Written problem:
Gather all lines in the records below that include the word "Romania".

Records provided:

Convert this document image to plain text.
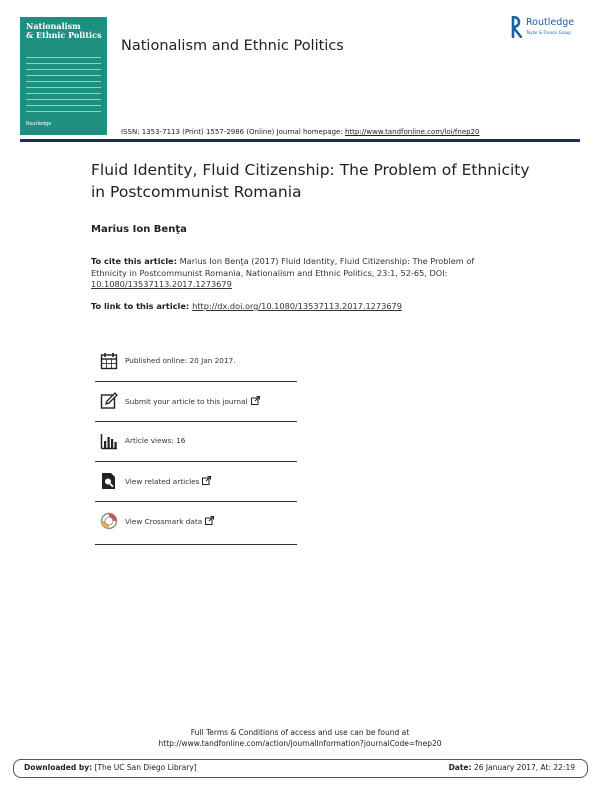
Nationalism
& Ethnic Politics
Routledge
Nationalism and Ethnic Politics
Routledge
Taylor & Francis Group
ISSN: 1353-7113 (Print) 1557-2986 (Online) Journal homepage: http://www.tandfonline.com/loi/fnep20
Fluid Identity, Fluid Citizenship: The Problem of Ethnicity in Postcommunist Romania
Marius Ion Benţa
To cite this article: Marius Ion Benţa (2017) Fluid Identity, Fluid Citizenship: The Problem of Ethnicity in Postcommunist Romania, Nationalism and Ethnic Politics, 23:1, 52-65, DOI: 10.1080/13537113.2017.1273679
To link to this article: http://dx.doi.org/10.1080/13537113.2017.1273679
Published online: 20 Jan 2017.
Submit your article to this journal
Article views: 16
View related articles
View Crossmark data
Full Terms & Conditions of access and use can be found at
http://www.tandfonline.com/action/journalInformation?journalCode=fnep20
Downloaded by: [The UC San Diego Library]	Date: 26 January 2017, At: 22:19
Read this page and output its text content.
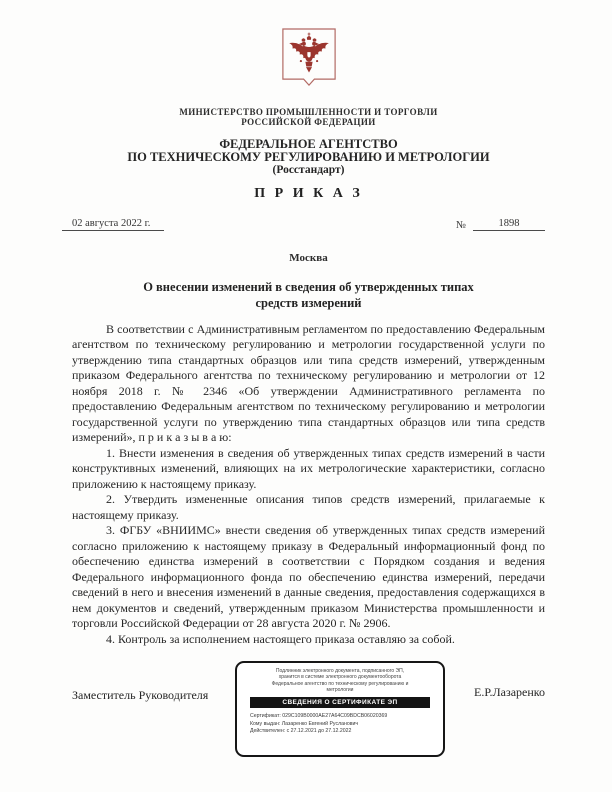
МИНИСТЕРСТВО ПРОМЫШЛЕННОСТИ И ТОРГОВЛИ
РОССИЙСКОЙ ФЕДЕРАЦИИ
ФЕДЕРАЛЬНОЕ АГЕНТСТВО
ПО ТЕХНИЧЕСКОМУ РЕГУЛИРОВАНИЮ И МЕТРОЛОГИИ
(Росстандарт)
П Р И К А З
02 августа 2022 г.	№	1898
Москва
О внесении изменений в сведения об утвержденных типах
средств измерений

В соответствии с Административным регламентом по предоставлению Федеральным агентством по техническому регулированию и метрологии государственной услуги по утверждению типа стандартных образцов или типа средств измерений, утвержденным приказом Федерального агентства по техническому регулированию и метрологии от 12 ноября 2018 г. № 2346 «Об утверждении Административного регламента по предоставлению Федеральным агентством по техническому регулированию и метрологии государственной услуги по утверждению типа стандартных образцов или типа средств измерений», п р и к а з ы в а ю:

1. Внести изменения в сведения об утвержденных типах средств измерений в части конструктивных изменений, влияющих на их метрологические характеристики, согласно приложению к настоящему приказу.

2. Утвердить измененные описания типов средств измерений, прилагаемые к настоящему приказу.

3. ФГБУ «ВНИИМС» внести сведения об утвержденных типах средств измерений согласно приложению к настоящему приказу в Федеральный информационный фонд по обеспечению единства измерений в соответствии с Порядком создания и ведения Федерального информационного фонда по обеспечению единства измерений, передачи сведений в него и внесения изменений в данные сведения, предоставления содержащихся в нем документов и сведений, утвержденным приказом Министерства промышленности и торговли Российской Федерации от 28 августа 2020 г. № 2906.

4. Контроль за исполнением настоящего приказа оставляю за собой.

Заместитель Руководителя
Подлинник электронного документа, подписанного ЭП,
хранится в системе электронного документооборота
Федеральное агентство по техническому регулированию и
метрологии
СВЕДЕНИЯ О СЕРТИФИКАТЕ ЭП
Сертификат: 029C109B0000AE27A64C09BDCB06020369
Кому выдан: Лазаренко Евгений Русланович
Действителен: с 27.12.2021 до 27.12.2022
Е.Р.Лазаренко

---

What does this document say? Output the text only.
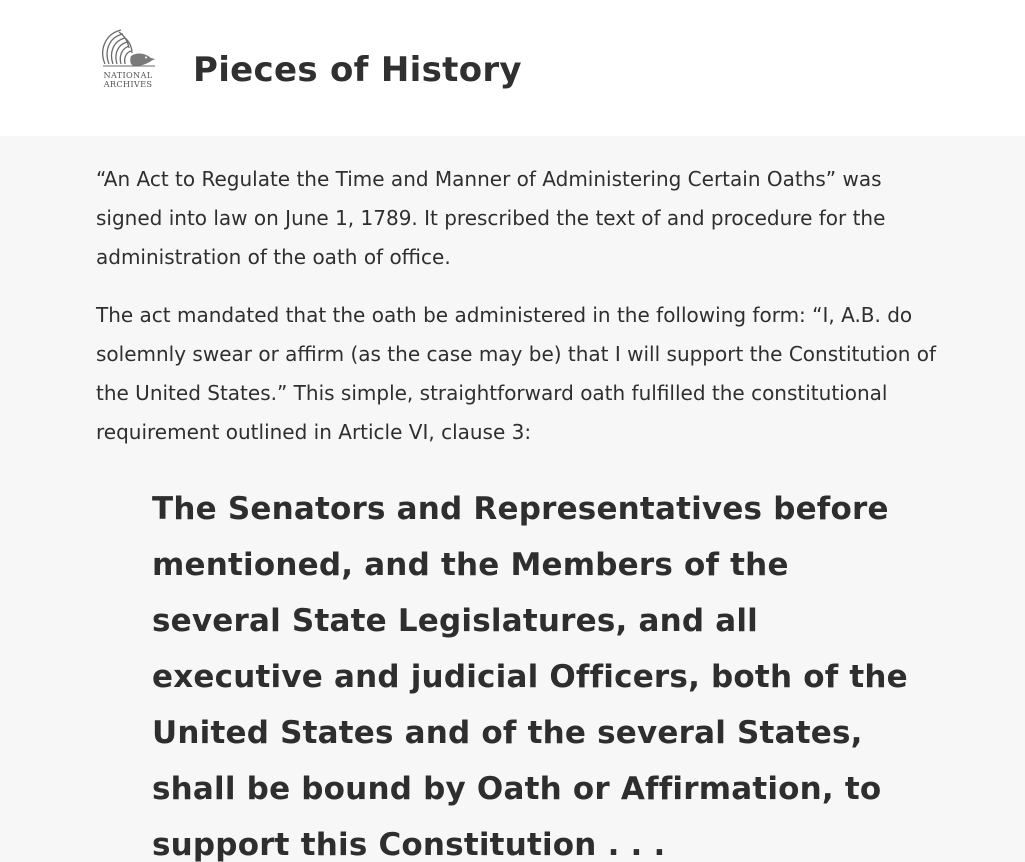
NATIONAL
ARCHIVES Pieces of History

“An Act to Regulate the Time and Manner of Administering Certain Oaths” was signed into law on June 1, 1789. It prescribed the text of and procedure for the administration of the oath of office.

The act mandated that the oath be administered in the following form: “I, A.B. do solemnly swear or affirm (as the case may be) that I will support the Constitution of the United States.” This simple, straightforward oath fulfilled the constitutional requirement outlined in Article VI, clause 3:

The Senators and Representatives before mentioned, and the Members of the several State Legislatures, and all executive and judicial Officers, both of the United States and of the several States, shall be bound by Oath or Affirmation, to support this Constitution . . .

==

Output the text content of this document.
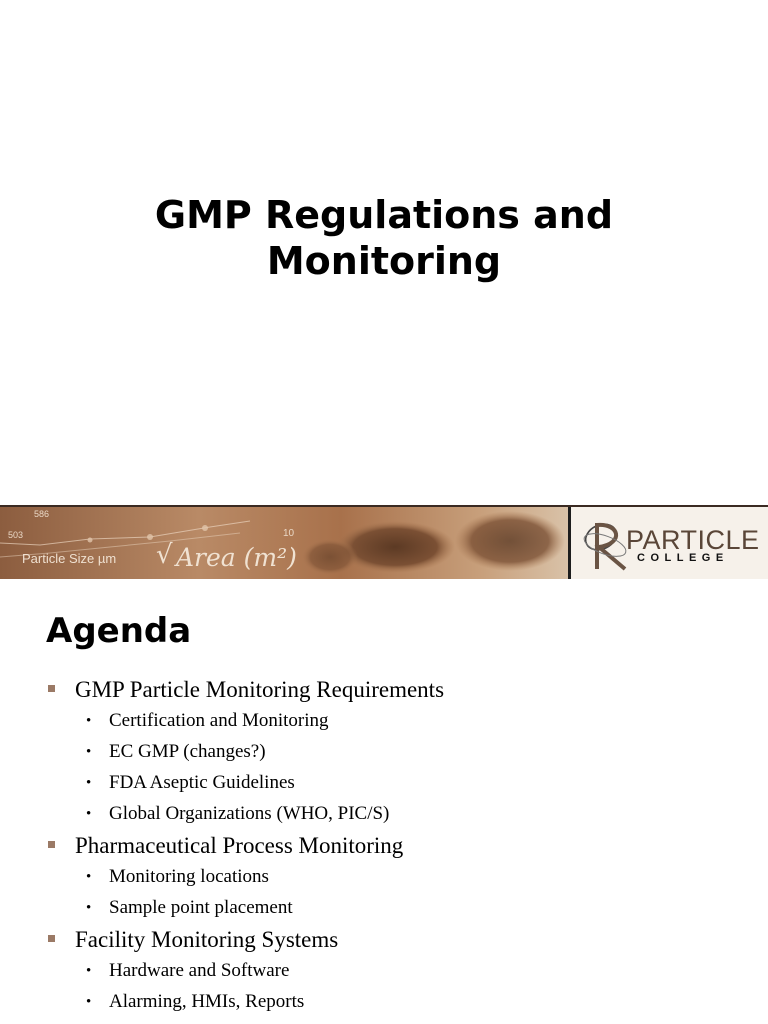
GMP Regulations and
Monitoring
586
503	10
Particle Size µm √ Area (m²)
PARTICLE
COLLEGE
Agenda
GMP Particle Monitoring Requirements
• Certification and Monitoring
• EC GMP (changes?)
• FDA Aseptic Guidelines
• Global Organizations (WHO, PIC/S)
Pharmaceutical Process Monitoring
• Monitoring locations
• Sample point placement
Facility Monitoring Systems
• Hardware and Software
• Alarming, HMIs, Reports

Worked answer:
Fluid Identity, Fluid Citizenship: The Problem of Ethnicity in Postcommunist Romania
To cite this article: Marius Ion Benţa (2017) Fluid Identity, Fluid Citizenship: The Problem of Ethnicity in Postcommunist Romania, Nationalism and Ethnic Politics, 23:1, 52-65, DOI: 10.1080/13537113.2017.1273679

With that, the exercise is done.